▸ **STATED EXERCISE**: Type out the data exactly as given. Skip any image.

----------------------------------------

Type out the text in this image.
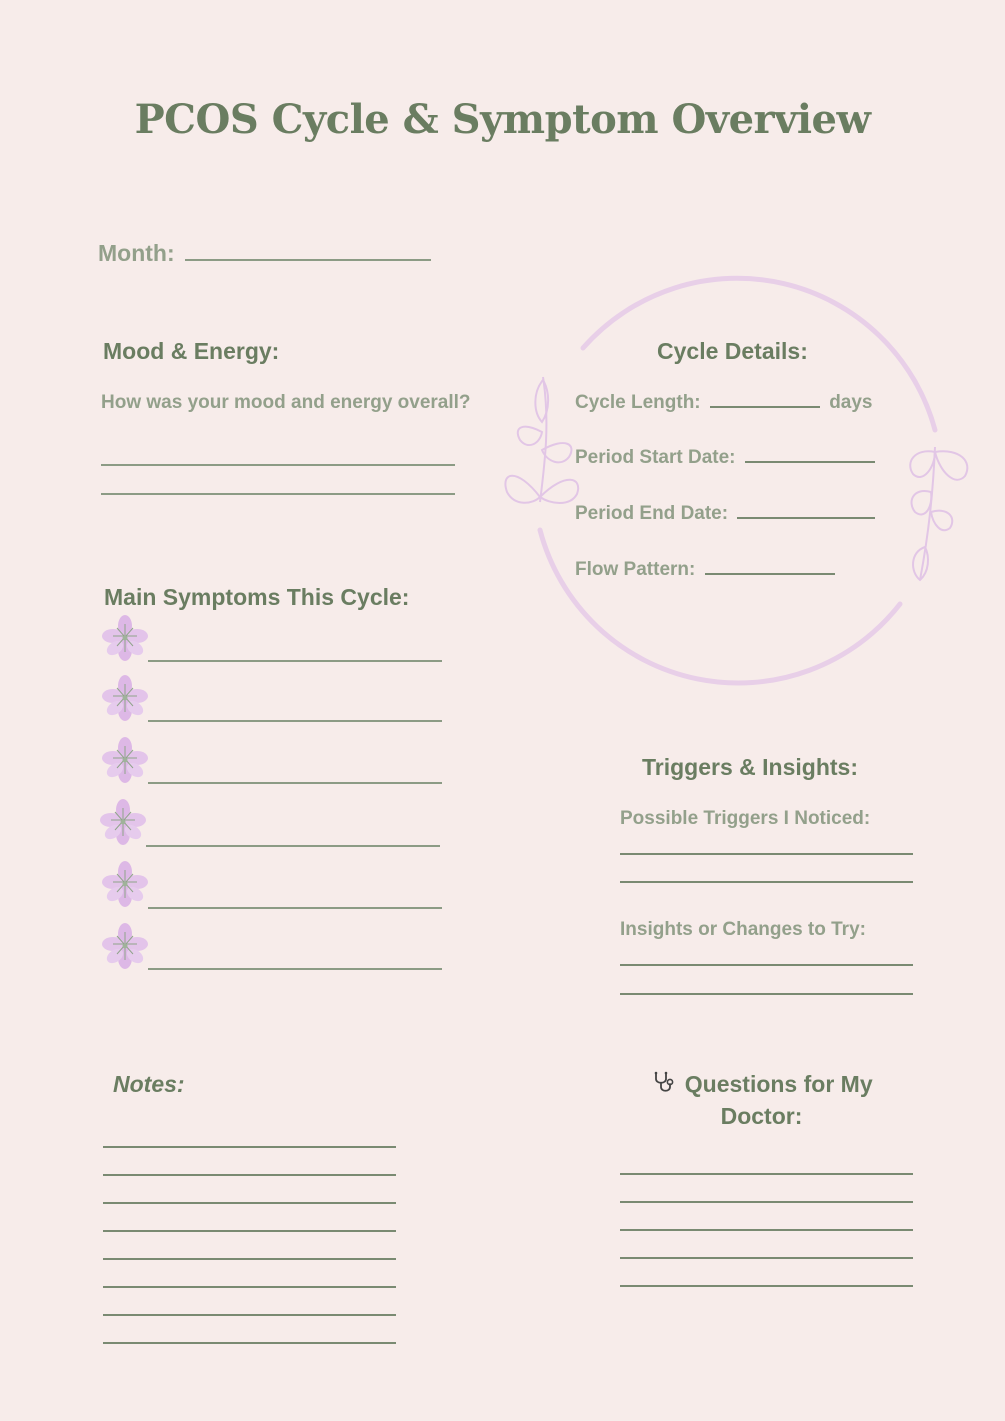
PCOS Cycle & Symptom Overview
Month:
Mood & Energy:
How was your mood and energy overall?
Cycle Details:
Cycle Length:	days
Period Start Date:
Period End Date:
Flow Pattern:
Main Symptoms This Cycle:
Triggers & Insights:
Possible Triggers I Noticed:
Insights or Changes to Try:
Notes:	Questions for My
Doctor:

----------------------------------------

▸ **EXPECTED ANSWER**:
Type out the text in this image.
PCOS Cycle & Symptom Overview
Month:
Mood & Energy:
How was your mood and energy overall?
Cycle Details:
Cycle Length:	days
Period Start Date:
Period End Date:
Flow Pattern:
Main Symptoms This Cycle:
Triggers & Insights:
Possible Triggers I Noticed:
Insights or Changes to Try:
Notes:	Questions for My
Doctor:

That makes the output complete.